Your instructions: Write out each line of the material again, word for word.

Dataset records:

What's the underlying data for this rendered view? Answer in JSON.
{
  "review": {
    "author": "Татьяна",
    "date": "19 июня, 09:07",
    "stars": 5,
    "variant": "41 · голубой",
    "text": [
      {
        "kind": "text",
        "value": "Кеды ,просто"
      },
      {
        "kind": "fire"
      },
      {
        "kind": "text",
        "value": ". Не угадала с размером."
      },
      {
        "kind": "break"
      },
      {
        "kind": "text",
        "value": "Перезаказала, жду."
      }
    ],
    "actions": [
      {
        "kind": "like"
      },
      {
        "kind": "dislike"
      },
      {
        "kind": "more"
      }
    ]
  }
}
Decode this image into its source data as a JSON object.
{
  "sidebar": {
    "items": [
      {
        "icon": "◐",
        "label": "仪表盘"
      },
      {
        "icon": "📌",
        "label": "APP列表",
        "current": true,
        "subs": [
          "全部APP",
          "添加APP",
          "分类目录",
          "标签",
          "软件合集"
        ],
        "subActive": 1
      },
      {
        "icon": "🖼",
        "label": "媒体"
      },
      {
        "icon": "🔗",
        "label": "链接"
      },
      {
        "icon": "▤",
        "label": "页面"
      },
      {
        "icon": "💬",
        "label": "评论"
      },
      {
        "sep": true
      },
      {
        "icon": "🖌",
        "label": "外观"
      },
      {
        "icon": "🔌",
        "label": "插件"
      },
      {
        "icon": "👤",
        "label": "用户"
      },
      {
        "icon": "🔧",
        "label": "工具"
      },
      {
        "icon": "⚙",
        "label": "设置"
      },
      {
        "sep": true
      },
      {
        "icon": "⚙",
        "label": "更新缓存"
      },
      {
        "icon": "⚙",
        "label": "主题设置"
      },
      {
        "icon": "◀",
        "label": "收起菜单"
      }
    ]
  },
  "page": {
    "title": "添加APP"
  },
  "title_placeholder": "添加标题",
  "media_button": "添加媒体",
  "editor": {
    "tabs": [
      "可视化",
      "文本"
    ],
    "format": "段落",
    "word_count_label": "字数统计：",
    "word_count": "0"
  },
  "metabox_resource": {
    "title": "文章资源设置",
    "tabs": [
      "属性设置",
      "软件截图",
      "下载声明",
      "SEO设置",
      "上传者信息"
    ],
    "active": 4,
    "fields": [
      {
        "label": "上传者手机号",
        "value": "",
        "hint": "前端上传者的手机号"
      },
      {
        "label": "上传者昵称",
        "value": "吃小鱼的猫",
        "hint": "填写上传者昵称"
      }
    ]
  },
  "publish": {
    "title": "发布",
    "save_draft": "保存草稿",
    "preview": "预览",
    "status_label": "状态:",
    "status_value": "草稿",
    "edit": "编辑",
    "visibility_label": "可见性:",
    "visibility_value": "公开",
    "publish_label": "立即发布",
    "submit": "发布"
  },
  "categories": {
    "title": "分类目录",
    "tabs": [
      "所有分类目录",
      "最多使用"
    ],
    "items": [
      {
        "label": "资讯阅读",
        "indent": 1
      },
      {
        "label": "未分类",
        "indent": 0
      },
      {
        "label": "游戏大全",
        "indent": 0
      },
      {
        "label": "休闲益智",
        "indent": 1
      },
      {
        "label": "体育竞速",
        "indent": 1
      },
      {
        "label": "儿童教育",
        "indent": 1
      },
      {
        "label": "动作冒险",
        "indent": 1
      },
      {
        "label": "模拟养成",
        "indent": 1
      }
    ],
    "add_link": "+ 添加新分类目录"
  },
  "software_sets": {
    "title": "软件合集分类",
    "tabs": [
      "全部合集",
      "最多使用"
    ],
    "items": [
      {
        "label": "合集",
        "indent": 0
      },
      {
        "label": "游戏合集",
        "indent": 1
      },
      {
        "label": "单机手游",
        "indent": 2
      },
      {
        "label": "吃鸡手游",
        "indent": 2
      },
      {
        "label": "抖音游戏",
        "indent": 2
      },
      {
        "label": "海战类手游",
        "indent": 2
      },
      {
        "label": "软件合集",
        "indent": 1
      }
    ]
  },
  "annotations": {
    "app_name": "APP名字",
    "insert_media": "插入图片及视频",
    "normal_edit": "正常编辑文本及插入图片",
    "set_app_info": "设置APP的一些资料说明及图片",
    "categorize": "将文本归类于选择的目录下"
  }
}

Correct output:
What's the underlying data for this rendered view? Answer in JSON.
{
  "review": {
    "author": "Татьяна",
    "date": "19 июня, 09:07",
    "stars": 5,
    "variant": "41 · голубой",
    "text": [
      {
        "kind": "text",
        "value": "Кеды ,просто"
      },
      {
        "kind": "fire"
      },
      {
        "kind": "text",
        "value": ". Не угадала с размером."
      },
      {
        "kind": "break"
      },
      {
        "kind": "text",
        "value": "Перезаказала, жду."
      }
    ],
    "actions": [
      {
        "kind": "like"
      },
      {
        "kind": "dislike"
      },
      {
        "kind": "more"
      }
    ]
  }
}
Decode this image into its source data as a JSON object.
{
  "sidebar": {
    "items": [
      {
        "icon": "◐",
        "label": "仪表盘"
      },
      {
        "icon": "📌",
        "label": "APP列表",
        "current": true,
        "subs": [
          "全部APP",
          "添加APP",
          "分类目录",
          "标签",
          "软件合集"
        ],
        "subActive": 1
      },
      {
        "icon": "🖼",
        "label": "媒体"
      },
      {
        "icon": "🔗",
        "label": "链接"
      },
      {
        "icon": "▤",
        "label": "页面"
      },
      {
        "icon": "💬",
        "label": "评论"
      },
      {
        "sep": true
      },
      {
        "icon": "🖌",
        "label": "外观"
      },
      {
        "icon": "🔌",
        "label": "插件"
      },
      {
        "icon": "👤",
        "label": "用户"
      },
      {
        "icon": "🔧",
        "label": "工具"
      },
      {
        "icon": "⚙",
        "label": "设置"
      },
      {
        "sep": true
      },
      {
        "icon": "⚙",
        "label": "更新缓存"
      },
      {
        "icon": "⚙",
        "label": "主题设置"
      },
      {
        "icon": "◀",
        "label": "收起菜单"
      }
    ]
  },
  "page": {
    "title": "添加APP"
  },
  "title_placeholder": "添加标题",
  "media_button": "添加媒体",
  "editor": {
    "tabs": [
      "可视化",
      "文本"
    ],
    "format": "段落",
    "word_count_label": "字数统计：",
    "word_count": "0"
  },
  "metabox_resource": {
    "title": "文章资源设置",
    "tabs": [
      "属性设置",
      "软件截图",
      "下载声明",
      "SEO设置",
      "上传者信息"
    ],
    "active": 4,
    "fields": [
      {
        "label": "上传者手机号",
        "value": "",
        "hint": "前端上传者的手机号"
      },
      {
        "label": "上传者昵称",
        "value": "吃小鱼的猫",
        "hint": "填写上传者昵称"
      }
    ]
  },
  "publish": {
    "title": "发布",
    "save_draft": "保存草稿",
    "preview": "预览",
    "status_label": "状态:",
    "status_value": "草稿",
    "edit": "编辑",
    "visibility_label": "可见性:",
    "visibility_value": "公开",
    "publish_label": "立即发布",
    "submit": "发布"
  },
  "categories": {
    "title": "分类目录",
    "tabs": [
      "所有分类目录",
      "最多使用"
    ],
    "items": [
      {
        "label": "资讯阅读",
        "indent": 1
      },
      {
        "label": "未分类",
        "indent": 0
      },
      {
        "label": "游戏大全",
        "indent": 0
      },
      {
        "label": "休闲益智",
        "indent": 1
      },
      {
        "label": "体育竞速",
        "indent": 1
      },
      {
        "label": "儿童教育",
        "indent": 1
      },
      {
        "label": "动作冒险",
        "indent": 1
      },
      {
        "label": "模拟养成",
        "indent": 1
      }
    ],
    "add_link": "+ 添加新分类目录"
  },
  "software_sets": {
    "title": "软件合集分类",
    "tabs": [
      "全部合集",
      "最多使用"
    ],
    "items": [
      {
        "label": "合集",
        "indent": 0
      },
      {
        "label": "游戏合集",
        "indent": 1
      },
      {
        "label": "单机手游",
        "indent": 2
      },
      {
        "label": "吃鸡手游",
        "indent": 2
      },
      {
        "label": "抖音游戏",
        "indent": 2
      },
      {
        "label": "海战类手游",
        "indent": 2
      },
      {
        "label": "软件合集",
        "indent": 1
      }
    ]
  },
  "annotations": {
    "app_name": "APP名字",
    "insert_media": "插入图片及视频",
    "normal_edit": "正常编辑文本及插入图片",
    "set_app_info": "设置APP的一些资料说明及图片",
    "categorize": "将文本归类于选择的目录下"
  }
}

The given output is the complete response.